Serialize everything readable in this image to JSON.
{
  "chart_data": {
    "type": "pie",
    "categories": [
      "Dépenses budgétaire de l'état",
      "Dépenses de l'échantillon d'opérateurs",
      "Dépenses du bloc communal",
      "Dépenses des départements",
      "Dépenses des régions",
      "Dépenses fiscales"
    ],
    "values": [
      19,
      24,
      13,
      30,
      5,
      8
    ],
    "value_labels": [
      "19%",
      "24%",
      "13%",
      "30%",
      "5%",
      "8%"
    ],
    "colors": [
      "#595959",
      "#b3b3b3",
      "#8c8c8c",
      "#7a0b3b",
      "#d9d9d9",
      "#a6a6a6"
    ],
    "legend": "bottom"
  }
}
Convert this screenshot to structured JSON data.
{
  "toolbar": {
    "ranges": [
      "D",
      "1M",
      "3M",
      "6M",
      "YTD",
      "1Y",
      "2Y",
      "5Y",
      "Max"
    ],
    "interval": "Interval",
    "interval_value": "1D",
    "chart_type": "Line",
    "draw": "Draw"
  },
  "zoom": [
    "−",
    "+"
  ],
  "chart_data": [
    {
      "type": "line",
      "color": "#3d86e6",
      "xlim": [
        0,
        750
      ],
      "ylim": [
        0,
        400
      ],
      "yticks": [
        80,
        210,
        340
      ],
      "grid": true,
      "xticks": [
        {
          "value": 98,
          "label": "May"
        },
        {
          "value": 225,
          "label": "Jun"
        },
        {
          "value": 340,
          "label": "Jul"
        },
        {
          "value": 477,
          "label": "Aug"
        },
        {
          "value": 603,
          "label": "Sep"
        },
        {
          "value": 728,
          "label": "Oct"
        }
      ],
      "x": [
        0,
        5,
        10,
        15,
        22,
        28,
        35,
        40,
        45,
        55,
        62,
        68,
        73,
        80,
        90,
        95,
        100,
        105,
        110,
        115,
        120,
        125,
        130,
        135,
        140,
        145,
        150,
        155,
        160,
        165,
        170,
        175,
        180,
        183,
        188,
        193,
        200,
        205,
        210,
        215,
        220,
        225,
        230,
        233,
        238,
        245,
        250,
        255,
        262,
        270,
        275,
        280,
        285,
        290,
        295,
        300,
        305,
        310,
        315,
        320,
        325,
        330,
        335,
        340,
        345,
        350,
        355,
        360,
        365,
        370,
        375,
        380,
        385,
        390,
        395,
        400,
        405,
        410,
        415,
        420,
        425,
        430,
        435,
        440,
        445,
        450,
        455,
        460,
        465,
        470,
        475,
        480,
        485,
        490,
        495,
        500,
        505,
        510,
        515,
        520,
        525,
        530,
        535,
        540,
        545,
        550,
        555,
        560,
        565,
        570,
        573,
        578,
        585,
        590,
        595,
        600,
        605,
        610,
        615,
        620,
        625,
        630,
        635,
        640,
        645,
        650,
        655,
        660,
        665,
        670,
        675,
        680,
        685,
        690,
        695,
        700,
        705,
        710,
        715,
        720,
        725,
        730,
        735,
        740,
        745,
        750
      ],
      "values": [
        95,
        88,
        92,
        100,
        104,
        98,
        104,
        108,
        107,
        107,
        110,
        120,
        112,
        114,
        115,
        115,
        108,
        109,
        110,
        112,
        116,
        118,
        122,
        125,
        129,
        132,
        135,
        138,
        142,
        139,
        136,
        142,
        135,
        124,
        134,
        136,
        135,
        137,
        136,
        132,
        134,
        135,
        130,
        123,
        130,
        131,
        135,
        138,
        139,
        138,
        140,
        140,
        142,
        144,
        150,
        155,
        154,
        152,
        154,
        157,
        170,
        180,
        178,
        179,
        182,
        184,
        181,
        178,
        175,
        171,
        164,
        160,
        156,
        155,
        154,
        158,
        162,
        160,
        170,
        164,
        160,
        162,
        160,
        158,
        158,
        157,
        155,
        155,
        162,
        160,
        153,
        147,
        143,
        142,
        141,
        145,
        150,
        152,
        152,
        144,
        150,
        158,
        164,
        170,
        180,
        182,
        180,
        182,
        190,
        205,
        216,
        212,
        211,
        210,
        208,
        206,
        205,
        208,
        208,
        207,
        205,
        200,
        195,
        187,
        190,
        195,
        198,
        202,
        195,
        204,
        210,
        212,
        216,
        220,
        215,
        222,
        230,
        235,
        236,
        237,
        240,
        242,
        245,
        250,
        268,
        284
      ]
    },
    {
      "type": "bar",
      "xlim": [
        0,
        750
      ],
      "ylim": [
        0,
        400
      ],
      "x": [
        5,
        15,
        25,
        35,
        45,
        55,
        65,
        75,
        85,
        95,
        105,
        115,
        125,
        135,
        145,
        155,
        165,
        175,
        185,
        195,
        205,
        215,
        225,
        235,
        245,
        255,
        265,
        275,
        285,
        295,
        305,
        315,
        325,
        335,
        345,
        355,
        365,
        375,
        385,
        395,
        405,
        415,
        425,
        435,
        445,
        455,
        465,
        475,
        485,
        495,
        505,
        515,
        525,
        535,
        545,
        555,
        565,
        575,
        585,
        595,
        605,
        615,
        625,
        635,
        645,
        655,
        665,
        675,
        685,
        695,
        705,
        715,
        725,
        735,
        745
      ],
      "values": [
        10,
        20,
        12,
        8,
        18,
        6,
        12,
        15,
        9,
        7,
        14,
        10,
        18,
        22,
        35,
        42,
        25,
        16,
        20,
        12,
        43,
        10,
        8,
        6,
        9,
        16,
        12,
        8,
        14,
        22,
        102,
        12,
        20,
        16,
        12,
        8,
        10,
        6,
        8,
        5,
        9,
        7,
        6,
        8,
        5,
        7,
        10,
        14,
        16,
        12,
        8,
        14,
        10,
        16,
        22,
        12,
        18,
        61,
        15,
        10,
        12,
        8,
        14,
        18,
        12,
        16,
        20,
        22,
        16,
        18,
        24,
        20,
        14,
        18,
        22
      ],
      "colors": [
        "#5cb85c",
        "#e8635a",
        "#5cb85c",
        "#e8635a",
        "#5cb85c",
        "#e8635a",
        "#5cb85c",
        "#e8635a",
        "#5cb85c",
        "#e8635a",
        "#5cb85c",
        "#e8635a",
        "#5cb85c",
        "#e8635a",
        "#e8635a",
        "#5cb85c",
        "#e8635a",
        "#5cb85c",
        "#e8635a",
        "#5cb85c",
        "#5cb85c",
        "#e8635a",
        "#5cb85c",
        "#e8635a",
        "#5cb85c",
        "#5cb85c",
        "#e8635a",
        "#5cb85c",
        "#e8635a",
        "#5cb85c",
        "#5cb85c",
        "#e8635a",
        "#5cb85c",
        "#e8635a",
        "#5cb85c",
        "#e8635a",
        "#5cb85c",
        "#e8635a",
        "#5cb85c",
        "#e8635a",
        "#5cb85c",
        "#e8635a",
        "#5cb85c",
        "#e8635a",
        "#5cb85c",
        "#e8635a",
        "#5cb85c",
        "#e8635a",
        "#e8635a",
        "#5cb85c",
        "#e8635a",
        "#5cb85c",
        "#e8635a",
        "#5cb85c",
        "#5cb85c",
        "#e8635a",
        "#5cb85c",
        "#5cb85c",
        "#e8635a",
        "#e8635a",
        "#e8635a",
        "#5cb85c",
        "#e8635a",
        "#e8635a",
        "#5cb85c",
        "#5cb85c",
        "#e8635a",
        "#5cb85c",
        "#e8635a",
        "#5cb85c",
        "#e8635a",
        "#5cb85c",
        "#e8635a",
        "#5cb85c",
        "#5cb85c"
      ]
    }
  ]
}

WHAT THE TASK REQUIRES:
Every entry in the listing must be retyped exactly.

CORRECT ANSWER:
Serialize everything readable in this image to JSON.
{
  "chart_data": {
    "type": "pie",
    "categories": [
      "Dépenses budgétaire de l'état",
      "Dépenses de l'échantillon d'opérateurs",
      "Dépenses du bloc communal",
      "Dépenses des départements",
      "Dépenses des régions",
      "Dépenses fiscales"
    ],
    "values": [
      19,
      24,
      13,
      30,
      5,
      8
    ],
    "value_labels": [
      "19%",
      "24%",
      "13%",
      "30%",
      "5%",
      "8%"
    ],
    "colors": [
      "#595959",
      "#b3b3b3",
      "#8c8c8c",
      "#7a0b3b",
      "#d9d9d9",
      "#a6a6a6"
    ],
    "legend": "bottom"
  }
}
Convert this screenshot to structured JSON data.
{
  "toolbar": {
    "ranges": [
      "D",
      "1M",
      "3M",
      "6M",
      "YTD",
      "1Y",
      "2Y",
      "5Y",
      "Max"
    ],
    "interval": "Interval",
    "interval_value": "1D",
    "chart_type": "Line",
    "draw": "Draw"
  },
  "zoom": [
    "−",
    "+"
  ],
  "chart_data": [
    {
      "type": "line",
      "color": "#3d86e6",
      "xlim": [
        0,
        750
      ],
      "ylim": [
        0,
        400
      ],
      "yticks": [
        80,
        210,
        340
      ],
      "grid": true,
      "xticks": [
        {
          "value": 98,
          "label": "May"
        },
        {
          "value": 225,
          "label": "Jun"
        },
        {
          "value": 340,
          "label": "Jul"
        },
        {
          "value": 477,
          "label": "Aug"
        },
        {
          "value": 603,
          "label": "Sep"
        },
        {
          "value": 728,
          "label": "Oct"
        }
      ],
      "x": [
        0,
        5,
        10,
        15,
        22,
        28,
        35,
        40,
        45,
        55,
        62,
        68,
        73,
        80,
        90,
        95,
        100,
        105,
        110,
        115,
        120,
        125,
        130,
        135,
        140,
        145,
        150,
        155,
        160,
        165,
        170,
        175,
        180,
        183,
        188,
        193,
        200,
        205,
        210,
        215,
        220,
        225,
        230,
        233,
        238,
        245,
        250,
        255,
        262,
        270,
        275,
        280,
        285,
        290,
        295,
        300,
        305,
        310,
        315,
        320,
        325,
        330,
        335,
        340,
        345,
        350,
        355,
        360,
        365,
        370,
        375,
        380,
        385,
        390,
        395,
        400,
        405,
        410,
        415,
        420,
        425,
        430,
        435,
        440,
        445,
        450,
        455,
        460,
        465,
        470,
        475,
        480,
        485,
        490,
        495,
        500,
        505,
        510,
        515,
        520,
        525,
        530,
        535,
        540,
        545,
        550,
        555,
        560,
        565,
        570,
        573,
        578,
        585,
        590,
        595,
        600,
        605,
        610,
        615,
        620,
        625,
        630,
        635,
        640,
        645,
        650,
        655,
        660,
        665,
        670,
        675,
        680,
        685,
        690,
        695,
        700,
        705,
        710,
        715,
        720,
        725,
        730,
        735,
        740,
        745,
        750
      ],
      "values": [
        95,
        88,
        92,
        100,
        104,
        98,
        104,
        108,
        107,
        107,
        110,
        120,
        112,
        114,
        115,
        115,
        108,
        109,
        110,
        112,
        116,
        118,
        122,
        125,
        129,
        132,
        135,
        138,
        142,
        139,
        136,
        142,
        135,
        124,
        134,
        136,
        135,
        137,
        136,
        132,
        134,
        135,
        130,
        123,
        130,
        131,
        135,
        138,
        139,
        138,
        140,
        140,
        142,
        144,
        150,
        155,
        154,
        152,
        154,
        157,
        170,
        180,
        178,
        179,
        182,
        184,
        181,
        178,
        175,
        171,
        164,
        160,
        156,
        155,
        154,
        158,
        162,
        160,
        170,
        164,
        160,
        162,
        160,
        158,
        158,
        157,
        155,
        155,
        162,
        160,
        153,
        147,
        143,
        142,
        141,
        145,
        150,
        152,
        152,
        144,
        150,
        158,
        164,
        170,
        180,
        182,
        180,
        182,
        190,
        205,
        216,
        212,
        211,
        210,
        208,
        206,
        205,
        208,
        208,
        207,
        205,
        200,
        195,
        187,
        190,
        195,
        198,
        202,
        195,
        204,
        210,
        212,
        216,
        220,
        215,
        222,
        230,
        235,
        236,
        237,
        240,
        242,
        245,
        250,
        268,
        284
      ]
    },
    {
      "type": "bar",
      "xlim": [
        0,
        750
      ],
      "ylim": [
        0,
        400
      ],
      "x": [
        5,
        15,
        25,
        35,
        45,
        55,
        65,
        75,
        85,
        95,
        105,
        115,
        125,
        135,
        145,
        155,
        165,
        175,
        185,
        195,
        205,
        215,
        225,
        235,
        245,
        255,
        265,
        275,
        285,
        295,
        305,
        315,
        325,
        335,
        345,
        355,
        365,
        375,
        385,
        395,
        405,
        415,
        425,
        435,
        445,
        455,
        465,
        475,
        485,
        495,
        505,
        515,
        525,
        535,
        545,
        555,
        565,
        575,
        585,
        595,
        605,
        615,
        625,
        635,
        645,
        655,
        665,
        675,
        685,
        695,
        705,
        715,
        725,
        735,
        745
      ],
      "values": [
        10,
        20,
        12,
        8,
        18,
        6,
        12,
        15,
        9,
        7,
        14,
        10,
        18,
        22,
        35,
        42,
        25,
        16,
        20,
        12,
        43,
        10,
        8,
        6,
        9,
        16,
        12,
        8,
        14,
        22,
        102,
        12,
        20,
        16,
        12,
        8,
        10,
        6,
        8,
        5,
        9,
        7,
        6,
        8,
        5,
        7,
        10,
        14,
        16,
        12,
        8,
        14,
        10,
        16,
        22,
        12,
        18,
        61,
        15,
        10,
        12,
        8,
        14,
        18,
        12,
        16,
        20,
        22,
        16,
        18,
        24,
        20,
        14,
        18,
        22
      ],
      "colors": [
        "#5cb85c",
        "#e8635a",
        "#5cb85c",
        "#e8635a",
        "#5cb85c",
        "#e8635a",
        "#5cb85c",
        "#e8635a",
        "#5cb85c",
        "#e8635a",
        "#5cb85c",
        "#e8635a",
        "#5cb85c",
        "#e8635a",
        "#e8635a",
        "#5cb85c",
        "#e8635a",
        "#5cb85c",
        "#e8635a",
        "#5cb85c",
        "#5cb85c",
        "#e8635a",
        "#5cb85c",
        "#e8635a",
        "#5cb85c",
        "#5cb85c",
        "#e8635a",
        "#5cb85c",
        "#e8635a",
        "#5cb85c",
        "#5cb85c",
        "#e8635a",
        "#5cb85c",
        "#e8635a",
        "#5cb85c",
        "#e8635a",
        "#5cb85c",
        "#e8635a",
        "#5cb85c",
        "#e8635a",
        "#5cb85c",
        "#e8635a",
        "#5cb85c",
        "#e8635a",
        "#5cb85c",
        "#e8635a",
        "#5cb85c",
        "#e8635a",
        "#e8635a",
        "#5cb85c",
        "#e8635a",
        "#5cb85c",
        "#e8635a",
        "#5cb85c",
        "#5cb85c",
        "#e8635a",
        "#5cb85c",
        "#5cb85c",
        "#e8635a",
        "#e8635a",
        "#e8635a",
        "#5cb85c",
        "#e8635a",
        "#e8635a",
        "#5cb85c",
        "#5cb85c",
        "#e8635a",
        "#5cb85c",
        "#e8635a",
        "#5cb85c",
        "#e8635a",
        "#5cb85c",
        "#e8635a",
        "#5cb85c",
        "#5cb85c"
      ]
    }
  ]
}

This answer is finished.